**Source passage**
** Start **

Package 'H2x2Factorial' reference manual

Title:	Sample Size Calculation in Hierarchical 2x2 Factorial Trials
Description:	Implements the sample size methods for hierarchical 2x2 factorial trials under two choices of effect estimands and a series of hypothesis tests proposed in "Sample size calculation in hierarchical 2x2 factorial trials with unequal cluster sizes" (under review), and provides the table and plot generators for the sample size estimations.
Authors:	Zizhong Tian [aut, cre], Denise Esserman [aut], Guangyu Tong [aut], Fan Li [aut]
Maintainer:	Zizhong Tian <[email protected]>
License:	LGPL (>= 2.1)
Version:	2.0.0
Built:	2025-03-06 03:02:03 UTC
Source:	https://github.com/billytian/h2x2factorial

H2x2Factorial Sample Size and Power Calculation

Description

The function calc.H2x2Factorial estimates the required number of clusters or the achieved power level under different types of hypothesis tests of either the controlled (main) effect (by default) or the natural (marginal) effect of the two treatments in a hierarchical 2x2 factorial trial with unequal cluster sizes and a continuous outcome. Two types of treatment effect estimands, five types of hypothesis tests as well as their corresponding finite-sample considerations could be chosen for the predictions. Users may input an optional cluster number through the n.input argument. When this number is provided, the function will calculate the power under a chosen hypothesis test as well as a finite-sample correction if specified, and the function will ignore the potential input for the power parameter; When the number of clusters is not provided, the function will calculate the required number of clusters based on a given power threshold, which is set to 0.8 by default.

Usage

calc.H2x2Factorial(power=0.8, n_input=NULL, alpha=0.05,
                   pi_x=0.5, pi_z=0.5,
                   delta_x=0.25, delta_z=0.33, delta_xz=0.3, sigma2_y=1,
                   m_bar=50, CV=0, rho=0,
                   estimand="controlled", test="cluster", correction=FALSE,
                   max_n=1e8, seed_mix=NULL, size_mix=1e4,
                   verbose=TRUE)

** End **

Layout region records:
** Start **

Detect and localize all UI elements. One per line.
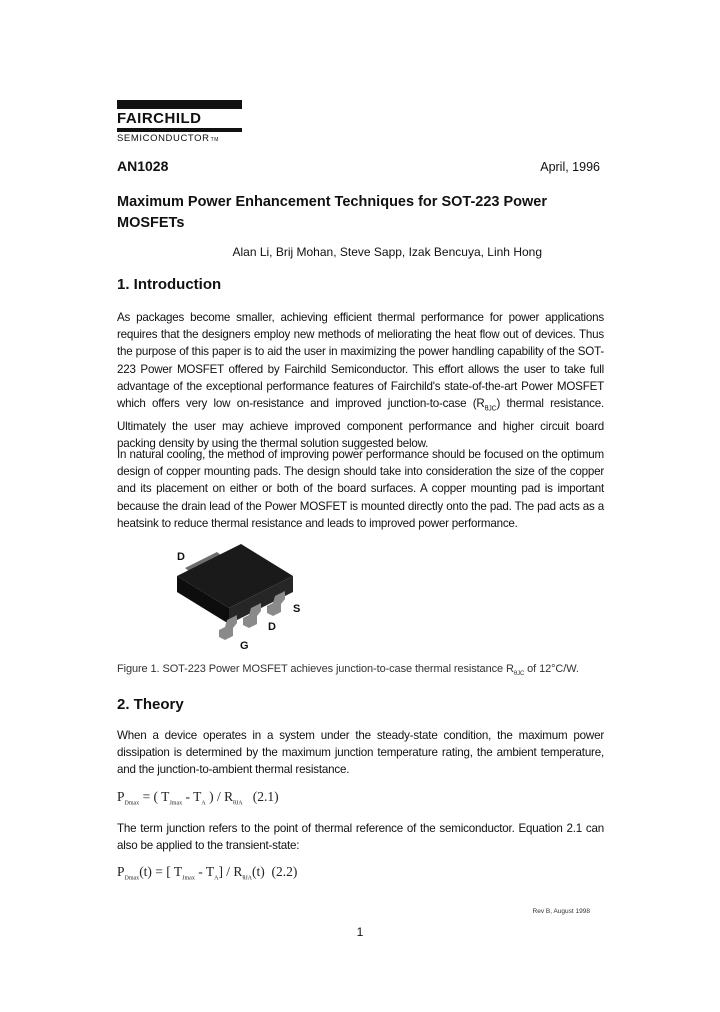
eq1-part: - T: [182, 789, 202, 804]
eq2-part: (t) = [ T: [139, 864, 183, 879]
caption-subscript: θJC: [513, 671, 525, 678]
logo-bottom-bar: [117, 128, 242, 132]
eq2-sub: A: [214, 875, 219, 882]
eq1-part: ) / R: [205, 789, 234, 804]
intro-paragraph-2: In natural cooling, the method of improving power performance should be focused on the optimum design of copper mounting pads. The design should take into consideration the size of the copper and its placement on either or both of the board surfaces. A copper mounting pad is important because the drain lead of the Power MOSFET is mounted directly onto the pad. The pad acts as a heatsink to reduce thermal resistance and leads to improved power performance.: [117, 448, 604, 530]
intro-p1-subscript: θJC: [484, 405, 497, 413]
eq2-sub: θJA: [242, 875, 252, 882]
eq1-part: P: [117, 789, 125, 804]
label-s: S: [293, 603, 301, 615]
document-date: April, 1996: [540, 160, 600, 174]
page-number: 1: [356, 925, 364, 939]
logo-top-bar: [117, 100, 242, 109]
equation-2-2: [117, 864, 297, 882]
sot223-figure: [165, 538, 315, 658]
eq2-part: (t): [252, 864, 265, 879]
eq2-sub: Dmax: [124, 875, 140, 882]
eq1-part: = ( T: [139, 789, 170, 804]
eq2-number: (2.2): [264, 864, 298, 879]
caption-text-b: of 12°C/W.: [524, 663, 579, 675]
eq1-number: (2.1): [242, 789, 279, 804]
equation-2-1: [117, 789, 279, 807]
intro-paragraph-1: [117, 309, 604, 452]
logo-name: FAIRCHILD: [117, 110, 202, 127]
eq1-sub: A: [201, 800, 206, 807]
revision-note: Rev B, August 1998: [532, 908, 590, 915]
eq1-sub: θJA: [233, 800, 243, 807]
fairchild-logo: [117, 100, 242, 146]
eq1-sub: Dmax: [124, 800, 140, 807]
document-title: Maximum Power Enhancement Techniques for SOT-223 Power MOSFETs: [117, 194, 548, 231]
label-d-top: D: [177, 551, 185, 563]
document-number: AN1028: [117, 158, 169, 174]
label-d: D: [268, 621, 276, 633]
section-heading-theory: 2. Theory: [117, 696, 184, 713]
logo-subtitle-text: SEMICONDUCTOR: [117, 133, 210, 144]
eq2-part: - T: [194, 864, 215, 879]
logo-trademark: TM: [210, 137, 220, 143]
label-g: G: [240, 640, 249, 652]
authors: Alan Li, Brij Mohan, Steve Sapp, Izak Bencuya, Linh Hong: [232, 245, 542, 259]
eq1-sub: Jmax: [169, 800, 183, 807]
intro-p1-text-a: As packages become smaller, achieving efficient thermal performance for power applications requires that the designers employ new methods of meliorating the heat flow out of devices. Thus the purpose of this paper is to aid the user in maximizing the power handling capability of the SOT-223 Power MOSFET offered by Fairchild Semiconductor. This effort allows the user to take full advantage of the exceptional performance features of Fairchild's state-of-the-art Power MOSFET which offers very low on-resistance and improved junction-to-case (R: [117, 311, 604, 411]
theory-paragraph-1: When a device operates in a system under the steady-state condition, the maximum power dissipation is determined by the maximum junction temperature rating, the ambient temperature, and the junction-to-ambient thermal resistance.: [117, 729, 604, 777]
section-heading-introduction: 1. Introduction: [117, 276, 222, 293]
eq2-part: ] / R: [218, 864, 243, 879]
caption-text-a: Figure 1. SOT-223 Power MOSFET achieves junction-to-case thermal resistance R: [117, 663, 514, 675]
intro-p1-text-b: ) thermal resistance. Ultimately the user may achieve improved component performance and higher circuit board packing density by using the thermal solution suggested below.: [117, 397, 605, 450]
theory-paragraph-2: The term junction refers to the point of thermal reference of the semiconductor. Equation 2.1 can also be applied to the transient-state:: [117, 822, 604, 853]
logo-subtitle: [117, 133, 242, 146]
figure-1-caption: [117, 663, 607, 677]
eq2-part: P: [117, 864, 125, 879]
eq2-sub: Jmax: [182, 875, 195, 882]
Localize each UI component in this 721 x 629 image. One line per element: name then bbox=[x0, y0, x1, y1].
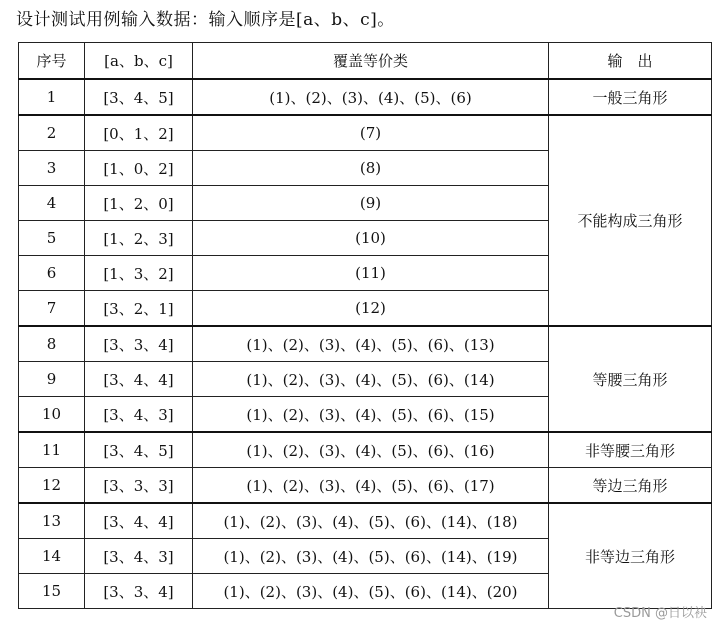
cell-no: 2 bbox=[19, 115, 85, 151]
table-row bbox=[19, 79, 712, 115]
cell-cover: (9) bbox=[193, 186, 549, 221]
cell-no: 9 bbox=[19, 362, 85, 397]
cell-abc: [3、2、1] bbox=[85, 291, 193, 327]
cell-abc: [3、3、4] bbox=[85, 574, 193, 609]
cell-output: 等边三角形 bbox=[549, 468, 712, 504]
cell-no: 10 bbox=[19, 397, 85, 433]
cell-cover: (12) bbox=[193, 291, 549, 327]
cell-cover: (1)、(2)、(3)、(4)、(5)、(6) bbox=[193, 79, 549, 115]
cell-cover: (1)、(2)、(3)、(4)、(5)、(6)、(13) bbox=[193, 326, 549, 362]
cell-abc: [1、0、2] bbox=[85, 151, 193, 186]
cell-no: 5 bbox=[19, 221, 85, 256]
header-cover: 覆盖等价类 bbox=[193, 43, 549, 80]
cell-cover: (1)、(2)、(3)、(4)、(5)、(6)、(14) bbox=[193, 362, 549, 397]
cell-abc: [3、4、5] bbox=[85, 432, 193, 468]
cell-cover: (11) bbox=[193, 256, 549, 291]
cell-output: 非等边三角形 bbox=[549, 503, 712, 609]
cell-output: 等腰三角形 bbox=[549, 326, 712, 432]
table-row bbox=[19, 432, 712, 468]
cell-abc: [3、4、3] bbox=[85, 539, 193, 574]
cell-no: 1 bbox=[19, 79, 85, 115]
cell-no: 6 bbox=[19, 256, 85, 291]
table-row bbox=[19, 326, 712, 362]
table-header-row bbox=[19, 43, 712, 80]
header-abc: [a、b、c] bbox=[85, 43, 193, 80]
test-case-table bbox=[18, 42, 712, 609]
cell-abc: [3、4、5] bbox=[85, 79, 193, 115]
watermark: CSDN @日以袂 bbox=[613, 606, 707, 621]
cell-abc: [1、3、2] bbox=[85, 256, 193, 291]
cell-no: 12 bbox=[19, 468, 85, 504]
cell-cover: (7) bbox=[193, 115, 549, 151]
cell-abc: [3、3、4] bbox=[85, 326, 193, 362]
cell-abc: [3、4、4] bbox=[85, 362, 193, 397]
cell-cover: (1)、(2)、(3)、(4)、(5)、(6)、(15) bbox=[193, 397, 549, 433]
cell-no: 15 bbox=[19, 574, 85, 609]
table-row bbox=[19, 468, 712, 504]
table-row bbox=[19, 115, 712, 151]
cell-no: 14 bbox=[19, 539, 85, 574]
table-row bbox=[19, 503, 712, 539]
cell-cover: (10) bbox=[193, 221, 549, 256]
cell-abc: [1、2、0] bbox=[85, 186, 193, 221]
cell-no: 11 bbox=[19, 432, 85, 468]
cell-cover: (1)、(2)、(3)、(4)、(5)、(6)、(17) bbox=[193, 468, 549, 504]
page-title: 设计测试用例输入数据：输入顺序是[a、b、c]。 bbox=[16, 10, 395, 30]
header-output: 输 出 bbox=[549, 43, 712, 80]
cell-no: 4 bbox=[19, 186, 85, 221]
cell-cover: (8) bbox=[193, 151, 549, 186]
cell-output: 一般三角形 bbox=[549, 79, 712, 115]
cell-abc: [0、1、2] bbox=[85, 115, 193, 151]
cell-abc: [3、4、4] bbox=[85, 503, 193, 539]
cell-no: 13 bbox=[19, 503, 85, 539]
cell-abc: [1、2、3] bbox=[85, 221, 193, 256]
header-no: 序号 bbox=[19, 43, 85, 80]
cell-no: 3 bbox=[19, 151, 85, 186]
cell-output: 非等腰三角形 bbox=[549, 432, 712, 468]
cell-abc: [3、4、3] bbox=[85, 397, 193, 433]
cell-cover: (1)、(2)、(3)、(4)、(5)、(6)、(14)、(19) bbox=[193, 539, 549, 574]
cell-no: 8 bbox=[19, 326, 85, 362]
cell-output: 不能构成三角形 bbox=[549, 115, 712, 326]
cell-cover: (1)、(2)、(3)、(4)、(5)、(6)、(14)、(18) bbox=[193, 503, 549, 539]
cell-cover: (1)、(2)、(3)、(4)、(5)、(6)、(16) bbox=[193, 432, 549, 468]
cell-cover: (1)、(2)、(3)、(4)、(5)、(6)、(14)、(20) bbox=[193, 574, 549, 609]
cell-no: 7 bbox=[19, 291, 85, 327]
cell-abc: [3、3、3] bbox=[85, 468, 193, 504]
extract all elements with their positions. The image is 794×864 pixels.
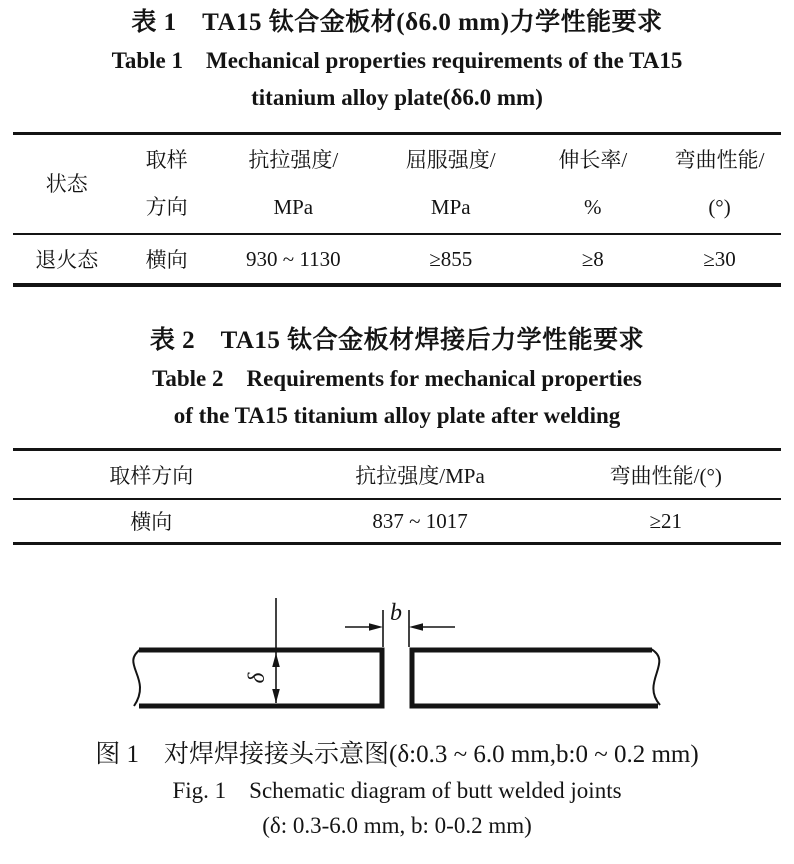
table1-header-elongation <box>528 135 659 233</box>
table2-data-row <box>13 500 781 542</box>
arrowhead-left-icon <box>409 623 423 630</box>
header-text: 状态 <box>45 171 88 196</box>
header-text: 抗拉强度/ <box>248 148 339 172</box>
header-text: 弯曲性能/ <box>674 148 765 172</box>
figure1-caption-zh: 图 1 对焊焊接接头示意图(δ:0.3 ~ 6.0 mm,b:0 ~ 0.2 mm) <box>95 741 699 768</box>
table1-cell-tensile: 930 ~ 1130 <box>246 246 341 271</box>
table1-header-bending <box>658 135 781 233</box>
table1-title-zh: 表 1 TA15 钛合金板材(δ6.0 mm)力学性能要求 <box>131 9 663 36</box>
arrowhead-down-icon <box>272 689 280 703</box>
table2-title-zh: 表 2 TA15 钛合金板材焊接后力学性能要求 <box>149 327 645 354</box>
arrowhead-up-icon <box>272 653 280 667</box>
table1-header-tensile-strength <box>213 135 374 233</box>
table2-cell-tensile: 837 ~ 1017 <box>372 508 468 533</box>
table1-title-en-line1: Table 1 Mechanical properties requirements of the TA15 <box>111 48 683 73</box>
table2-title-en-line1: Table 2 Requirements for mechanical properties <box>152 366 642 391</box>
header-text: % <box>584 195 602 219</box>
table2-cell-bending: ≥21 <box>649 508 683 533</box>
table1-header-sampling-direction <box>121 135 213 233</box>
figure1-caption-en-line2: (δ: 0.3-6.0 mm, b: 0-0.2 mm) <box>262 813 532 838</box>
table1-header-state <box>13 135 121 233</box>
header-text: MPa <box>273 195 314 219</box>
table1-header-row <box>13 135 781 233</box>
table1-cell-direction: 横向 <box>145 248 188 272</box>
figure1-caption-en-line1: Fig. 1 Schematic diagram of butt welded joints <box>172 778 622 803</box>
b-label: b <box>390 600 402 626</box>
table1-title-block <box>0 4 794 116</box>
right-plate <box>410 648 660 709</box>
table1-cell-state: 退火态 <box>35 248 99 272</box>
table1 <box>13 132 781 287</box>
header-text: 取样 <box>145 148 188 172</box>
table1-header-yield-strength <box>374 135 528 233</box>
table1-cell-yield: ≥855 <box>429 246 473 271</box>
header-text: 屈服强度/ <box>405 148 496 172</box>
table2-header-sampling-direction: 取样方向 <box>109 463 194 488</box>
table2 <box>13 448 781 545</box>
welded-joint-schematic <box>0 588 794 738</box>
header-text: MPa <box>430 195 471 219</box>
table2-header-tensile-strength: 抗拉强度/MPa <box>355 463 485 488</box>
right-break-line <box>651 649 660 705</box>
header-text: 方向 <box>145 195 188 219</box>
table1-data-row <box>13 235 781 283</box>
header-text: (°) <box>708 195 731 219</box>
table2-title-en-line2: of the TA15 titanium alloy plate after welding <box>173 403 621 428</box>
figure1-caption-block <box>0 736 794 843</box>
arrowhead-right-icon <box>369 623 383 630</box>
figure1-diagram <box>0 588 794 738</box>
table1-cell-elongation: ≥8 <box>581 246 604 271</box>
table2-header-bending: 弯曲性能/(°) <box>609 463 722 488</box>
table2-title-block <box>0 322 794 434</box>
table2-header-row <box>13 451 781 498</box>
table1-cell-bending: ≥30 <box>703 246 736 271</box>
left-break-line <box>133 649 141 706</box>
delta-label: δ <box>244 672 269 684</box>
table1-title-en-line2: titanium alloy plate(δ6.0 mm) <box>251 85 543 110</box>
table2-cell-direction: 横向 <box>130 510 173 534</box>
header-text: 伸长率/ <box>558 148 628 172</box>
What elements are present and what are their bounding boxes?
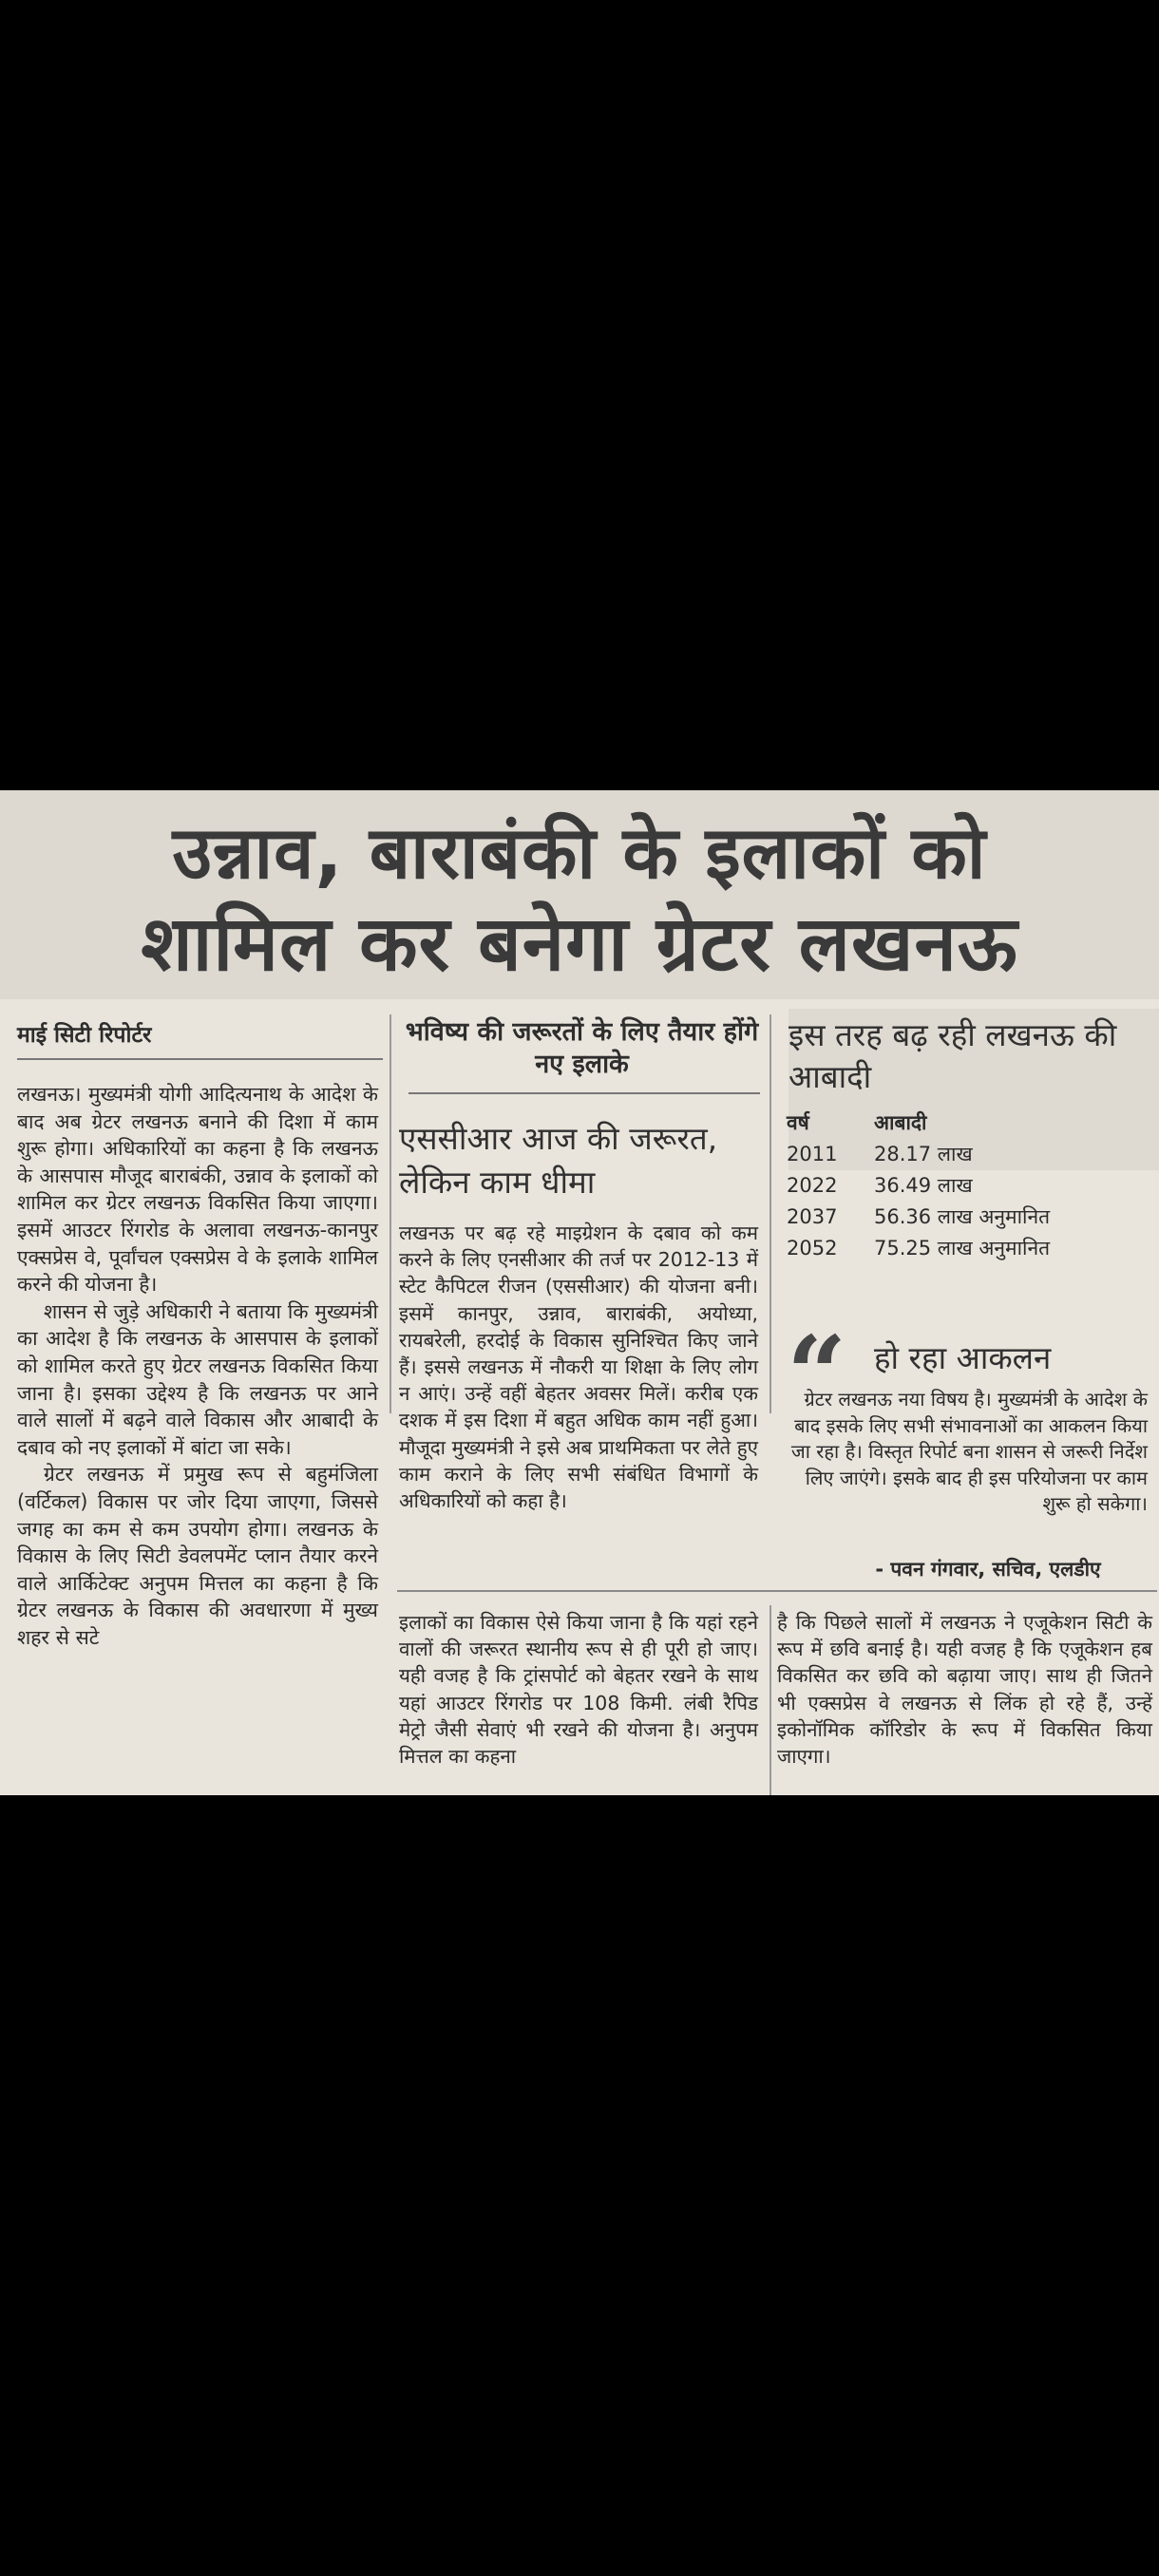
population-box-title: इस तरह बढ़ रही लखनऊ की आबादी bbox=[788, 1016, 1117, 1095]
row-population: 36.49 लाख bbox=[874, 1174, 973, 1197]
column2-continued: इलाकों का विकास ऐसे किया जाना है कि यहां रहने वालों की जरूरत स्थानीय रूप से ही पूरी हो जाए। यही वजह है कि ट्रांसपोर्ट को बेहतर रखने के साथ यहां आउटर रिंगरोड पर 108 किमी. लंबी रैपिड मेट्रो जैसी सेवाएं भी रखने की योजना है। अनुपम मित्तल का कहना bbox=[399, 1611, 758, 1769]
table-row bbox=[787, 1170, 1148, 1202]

** End **

**Work to do**
**1)** Answer these from the H2x2Factorial manual:
(a) Under what license is the package released?
(b) When no cluster number is supplied, what default power threshold does calc.H2x2Factorial use?
(c) What default value does the usage line give for m_bar?
**2)** Copy the lines of the listing starting at the one containing "population-box-title: इस तरह" and continuing to the last line of the listing, both included.
The H2x2Factorial manual and the listing are unrelated.

**Per-task answers**
**1)**
(a) LGPL (>= 2.1)
(b) 0.8
(c) 50

**2)**
population-box-title: इस तरह बढ़ रही लखनऊ की आबादी bbox=[788, 1016, 1117, 1095]
row-population: 36.49 लाख bbox=[874, 1174, 973, 1197]
column2-continued: इलाकों का विकास ऐसे किया जाना है कि यहां रहने वालों की जरूरत स्थानीय रूप से ही पूरी हो जाए। यही वजह है कि ट्रांसपोर्ट को बेहतर रखने के साथ यहां आउटर रिंगरोड पर 108 किमी. लंबी रैपिड मेट्रो जैसी सेवाएं भी रखने की योजना है। अनुपम मित्तल का कहना bbox=[399, 1611, 758, 1769]
table-row bbox=[787, 1170, 1148, 1202]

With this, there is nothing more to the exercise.